• **Task directions**
Which lines hold the string "your"? Copy every one of them.

• **Dataset items**
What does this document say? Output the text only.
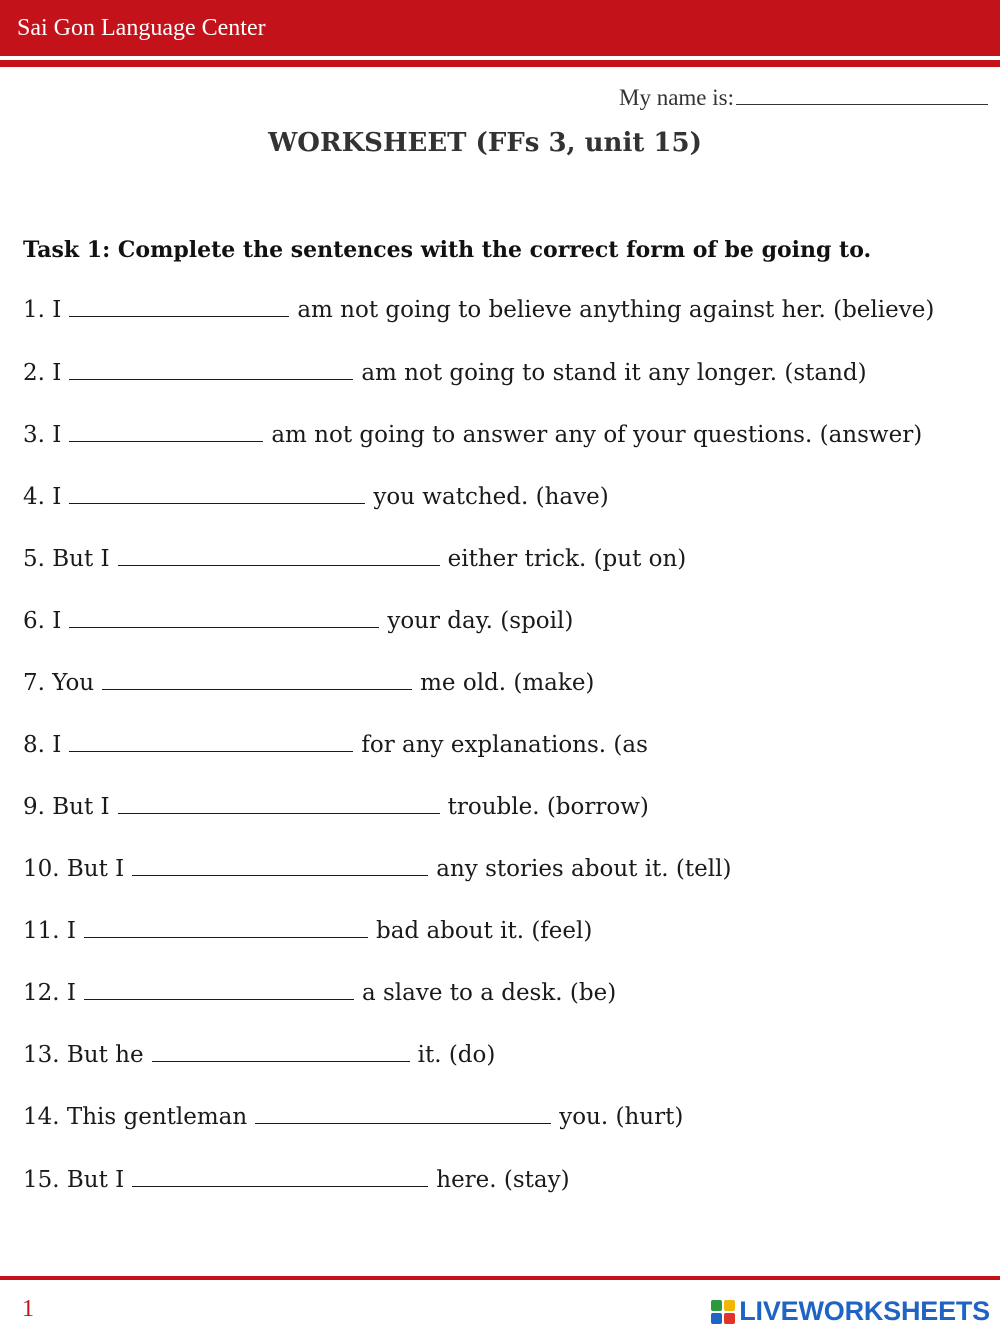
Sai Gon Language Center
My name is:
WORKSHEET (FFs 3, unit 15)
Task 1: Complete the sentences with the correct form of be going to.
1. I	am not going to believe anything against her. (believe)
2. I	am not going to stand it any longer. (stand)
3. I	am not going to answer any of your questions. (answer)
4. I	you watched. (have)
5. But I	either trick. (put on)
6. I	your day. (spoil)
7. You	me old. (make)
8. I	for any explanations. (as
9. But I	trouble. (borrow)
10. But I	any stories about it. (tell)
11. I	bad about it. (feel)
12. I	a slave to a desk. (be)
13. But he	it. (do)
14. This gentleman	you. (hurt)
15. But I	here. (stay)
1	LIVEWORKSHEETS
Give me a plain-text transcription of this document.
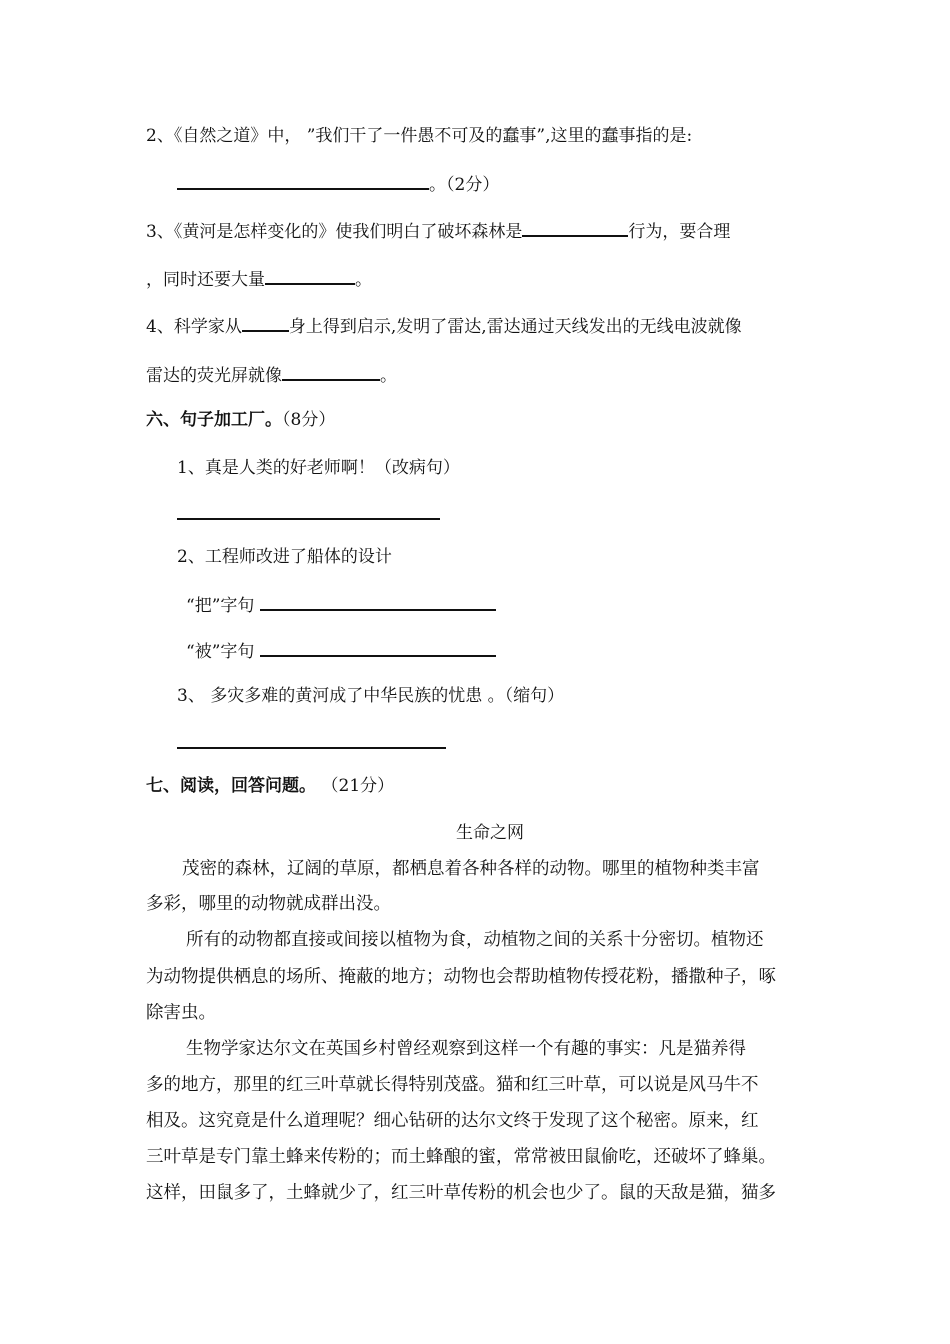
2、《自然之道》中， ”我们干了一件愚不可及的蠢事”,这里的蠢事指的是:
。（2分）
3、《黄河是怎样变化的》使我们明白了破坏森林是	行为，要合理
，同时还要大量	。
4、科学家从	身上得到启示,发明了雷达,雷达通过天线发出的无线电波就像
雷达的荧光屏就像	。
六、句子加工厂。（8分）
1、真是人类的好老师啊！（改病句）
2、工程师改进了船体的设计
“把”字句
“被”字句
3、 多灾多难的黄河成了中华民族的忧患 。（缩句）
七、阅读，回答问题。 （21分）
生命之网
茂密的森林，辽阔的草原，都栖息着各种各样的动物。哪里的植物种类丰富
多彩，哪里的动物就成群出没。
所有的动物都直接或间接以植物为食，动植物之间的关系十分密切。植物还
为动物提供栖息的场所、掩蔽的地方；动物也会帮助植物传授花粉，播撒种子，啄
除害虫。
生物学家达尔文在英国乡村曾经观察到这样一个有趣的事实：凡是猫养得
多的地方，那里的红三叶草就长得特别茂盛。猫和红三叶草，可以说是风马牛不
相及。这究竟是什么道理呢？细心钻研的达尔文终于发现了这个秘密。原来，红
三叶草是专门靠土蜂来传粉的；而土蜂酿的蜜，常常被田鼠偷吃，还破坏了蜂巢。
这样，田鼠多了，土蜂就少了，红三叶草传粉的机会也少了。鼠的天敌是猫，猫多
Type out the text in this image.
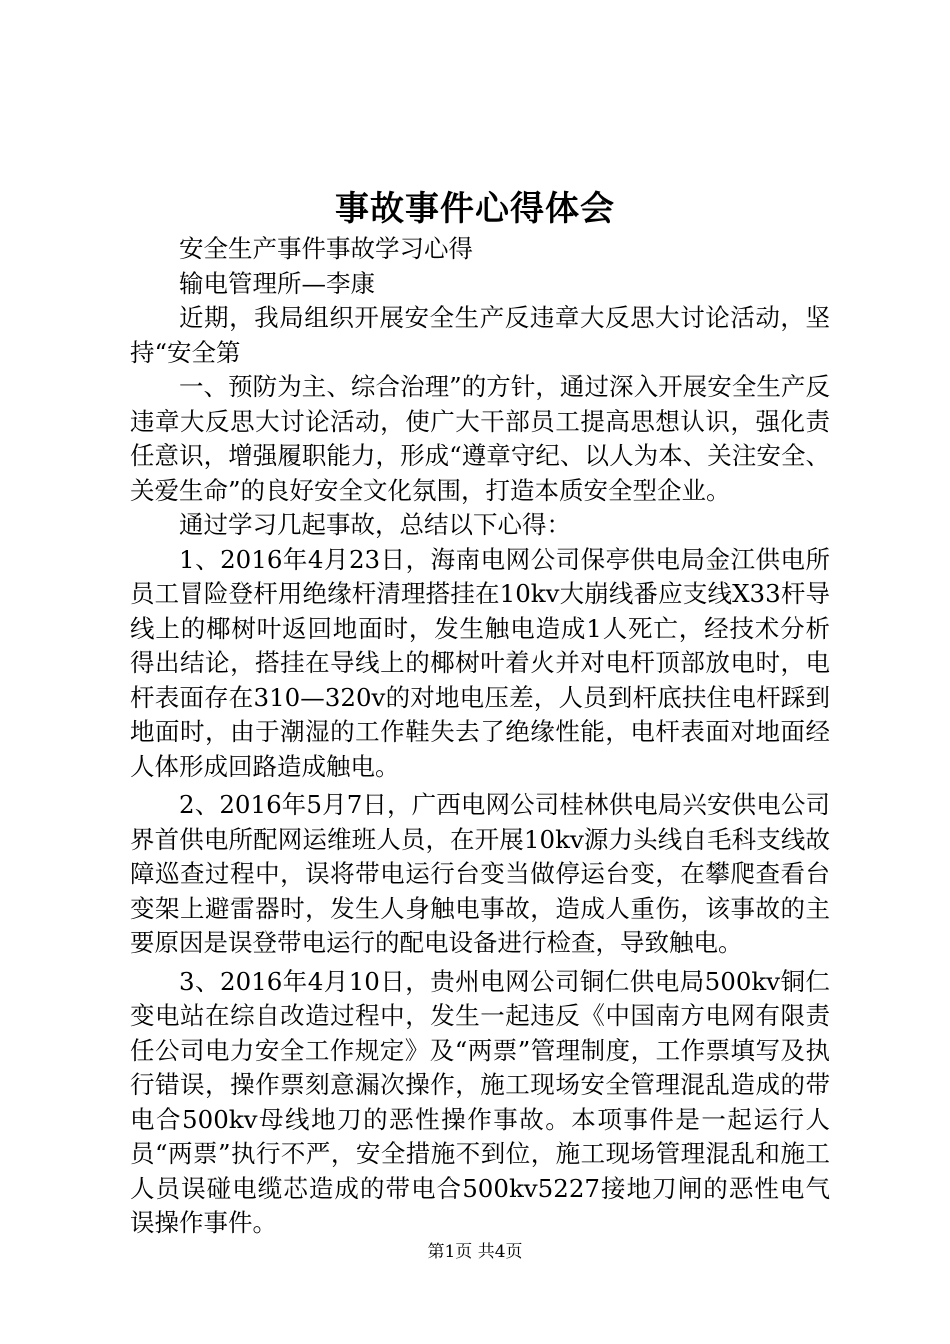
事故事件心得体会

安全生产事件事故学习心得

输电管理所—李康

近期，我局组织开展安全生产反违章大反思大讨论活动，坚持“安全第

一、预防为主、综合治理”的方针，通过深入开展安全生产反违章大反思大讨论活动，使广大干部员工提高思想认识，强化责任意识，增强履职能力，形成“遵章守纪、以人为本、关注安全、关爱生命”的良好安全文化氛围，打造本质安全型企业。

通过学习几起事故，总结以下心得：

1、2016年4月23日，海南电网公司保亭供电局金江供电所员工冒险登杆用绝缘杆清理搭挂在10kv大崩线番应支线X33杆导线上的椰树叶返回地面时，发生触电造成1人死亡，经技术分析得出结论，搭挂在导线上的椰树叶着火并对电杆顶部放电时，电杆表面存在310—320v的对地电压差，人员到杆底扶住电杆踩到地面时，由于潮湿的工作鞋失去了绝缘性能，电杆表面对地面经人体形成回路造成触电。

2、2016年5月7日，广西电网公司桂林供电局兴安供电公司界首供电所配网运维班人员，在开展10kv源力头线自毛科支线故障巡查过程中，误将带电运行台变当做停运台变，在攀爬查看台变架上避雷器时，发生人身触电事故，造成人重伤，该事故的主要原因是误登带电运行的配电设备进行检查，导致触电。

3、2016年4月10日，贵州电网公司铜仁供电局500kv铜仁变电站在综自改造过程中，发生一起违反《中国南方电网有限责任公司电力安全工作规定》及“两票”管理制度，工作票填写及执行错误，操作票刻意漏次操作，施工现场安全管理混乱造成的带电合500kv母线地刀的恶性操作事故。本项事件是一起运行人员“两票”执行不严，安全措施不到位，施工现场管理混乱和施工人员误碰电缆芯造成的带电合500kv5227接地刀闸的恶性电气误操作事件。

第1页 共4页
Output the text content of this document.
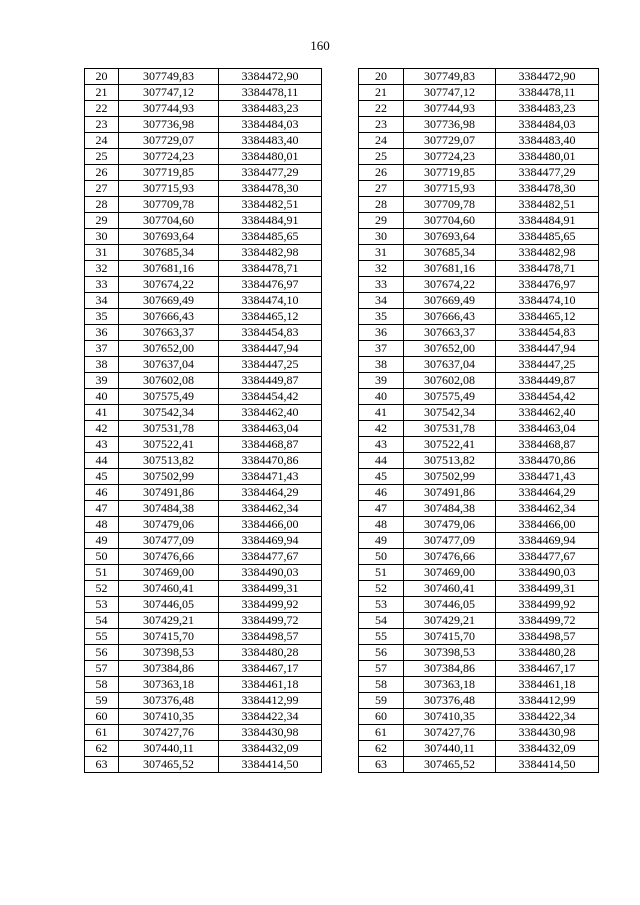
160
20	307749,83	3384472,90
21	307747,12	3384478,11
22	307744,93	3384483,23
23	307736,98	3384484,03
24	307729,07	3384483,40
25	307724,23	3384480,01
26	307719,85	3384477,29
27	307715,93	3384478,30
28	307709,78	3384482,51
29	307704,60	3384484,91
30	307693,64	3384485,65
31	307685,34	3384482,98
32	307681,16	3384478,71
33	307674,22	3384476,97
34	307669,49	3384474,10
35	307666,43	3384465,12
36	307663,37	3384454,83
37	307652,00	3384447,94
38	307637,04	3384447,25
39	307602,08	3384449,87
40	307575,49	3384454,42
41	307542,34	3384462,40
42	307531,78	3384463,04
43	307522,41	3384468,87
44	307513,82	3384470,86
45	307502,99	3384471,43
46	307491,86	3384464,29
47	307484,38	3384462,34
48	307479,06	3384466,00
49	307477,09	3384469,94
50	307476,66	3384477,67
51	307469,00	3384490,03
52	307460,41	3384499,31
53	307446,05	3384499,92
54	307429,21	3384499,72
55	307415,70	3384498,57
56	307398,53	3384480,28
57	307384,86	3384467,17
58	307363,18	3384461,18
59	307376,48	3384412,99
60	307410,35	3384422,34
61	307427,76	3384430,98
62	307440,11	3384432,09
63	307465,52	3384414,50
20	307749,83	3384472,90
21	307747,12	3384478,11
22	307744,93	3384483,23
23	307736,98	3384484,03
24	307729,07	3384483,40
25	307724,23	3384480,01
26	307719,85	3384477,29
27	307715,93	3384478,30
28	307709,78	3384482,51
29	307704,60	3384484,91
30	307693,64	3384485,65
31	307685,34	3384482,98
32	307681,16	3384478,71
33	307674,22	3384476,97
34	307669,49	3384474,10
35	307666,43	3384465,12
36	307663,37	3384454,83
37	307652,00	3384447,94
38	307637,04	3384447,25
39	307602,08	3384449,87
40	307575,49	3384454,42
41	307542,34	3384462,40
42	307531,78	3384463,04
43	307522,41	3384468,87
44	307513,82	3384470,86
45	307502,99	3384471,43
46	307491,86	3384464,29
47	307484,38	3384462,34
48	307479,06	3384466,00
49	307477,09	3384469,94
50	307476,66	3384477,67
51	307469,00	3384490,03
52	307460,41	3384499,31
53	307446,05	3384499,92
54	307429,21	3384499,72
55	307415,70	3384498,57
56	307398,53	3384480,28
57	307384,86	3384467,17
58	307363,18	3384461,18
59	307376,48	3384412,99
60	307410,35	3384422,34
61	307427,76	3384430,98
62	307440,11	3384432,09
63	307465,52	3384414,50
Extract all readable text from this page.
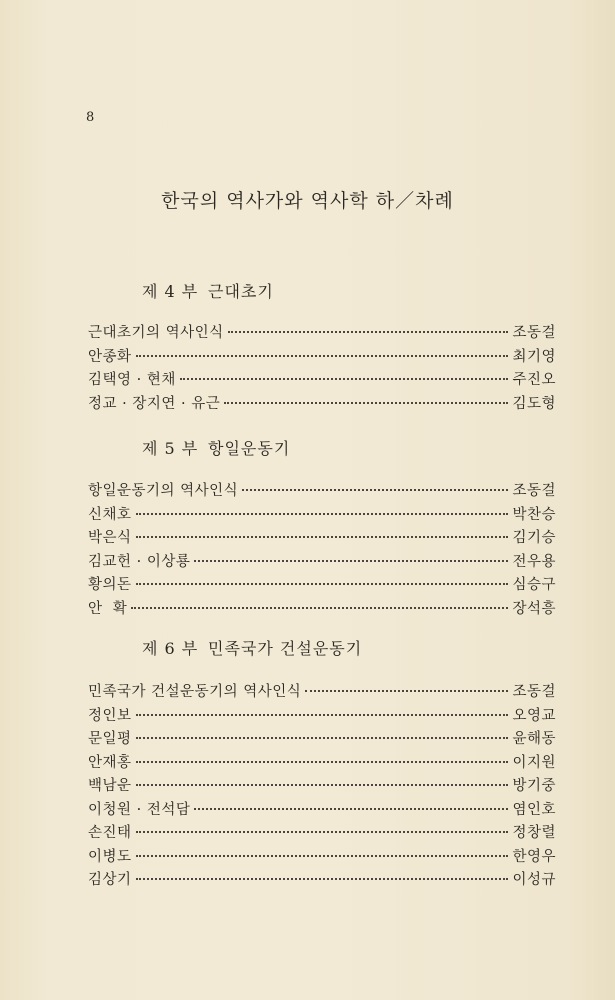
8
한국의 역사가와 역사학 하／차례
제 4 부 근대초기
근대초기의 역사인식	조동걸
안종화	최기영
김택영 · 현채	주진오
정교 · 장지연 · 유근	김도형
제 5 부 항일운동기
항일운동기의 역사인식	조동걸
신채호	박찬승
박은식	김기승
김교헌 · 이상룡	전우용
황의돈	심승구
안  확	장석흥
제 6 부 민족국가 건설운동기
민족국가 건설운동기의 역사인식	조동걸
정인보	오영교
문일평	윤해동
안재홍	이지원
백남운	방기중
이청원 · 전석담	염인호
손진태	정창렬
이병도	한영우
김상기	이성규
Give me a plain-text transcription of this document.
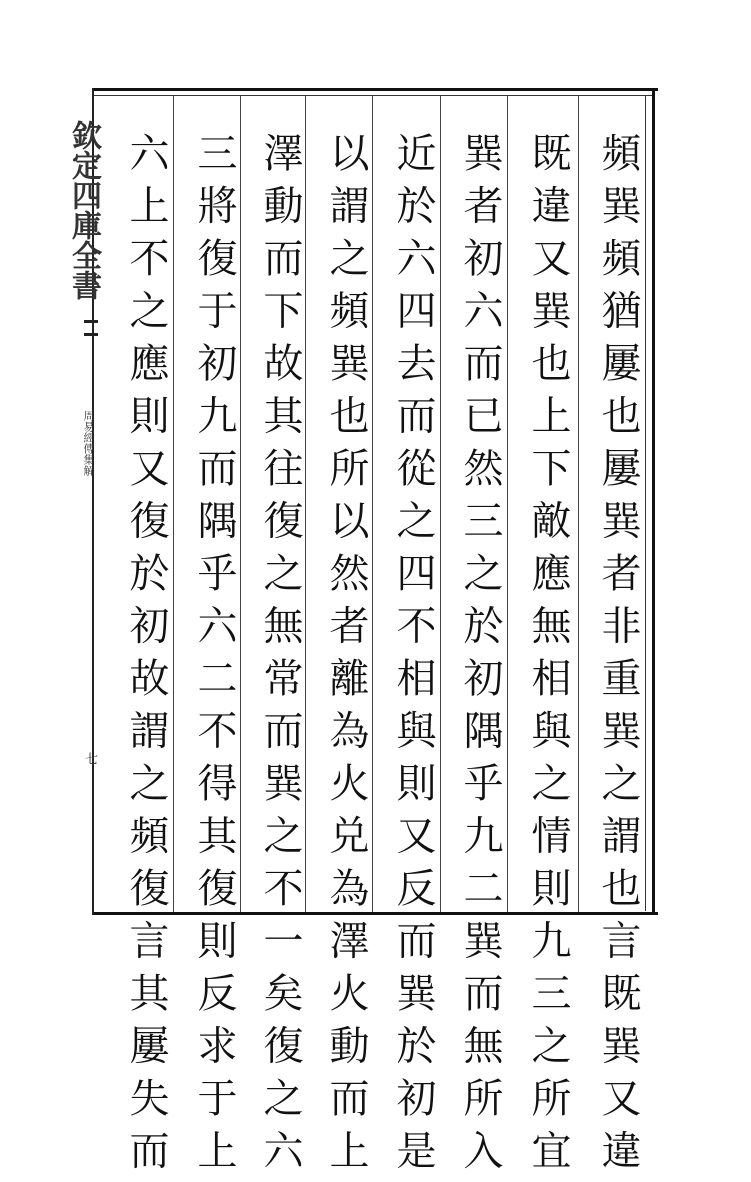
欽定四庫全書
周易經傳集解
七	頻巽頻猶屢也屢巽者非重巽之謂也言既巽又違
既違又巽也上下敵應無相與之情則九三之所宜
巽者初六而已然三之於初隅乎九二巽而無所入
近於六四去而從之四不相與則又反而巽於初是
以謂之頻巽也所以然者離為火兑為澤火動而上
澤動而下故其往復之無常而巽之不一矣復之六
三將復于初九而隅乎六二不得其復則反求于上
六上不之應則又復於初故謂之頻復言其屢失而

• **Full solution**
3. I	am not going to answer any of your questions. (answer)
6. I	your day. (spoil)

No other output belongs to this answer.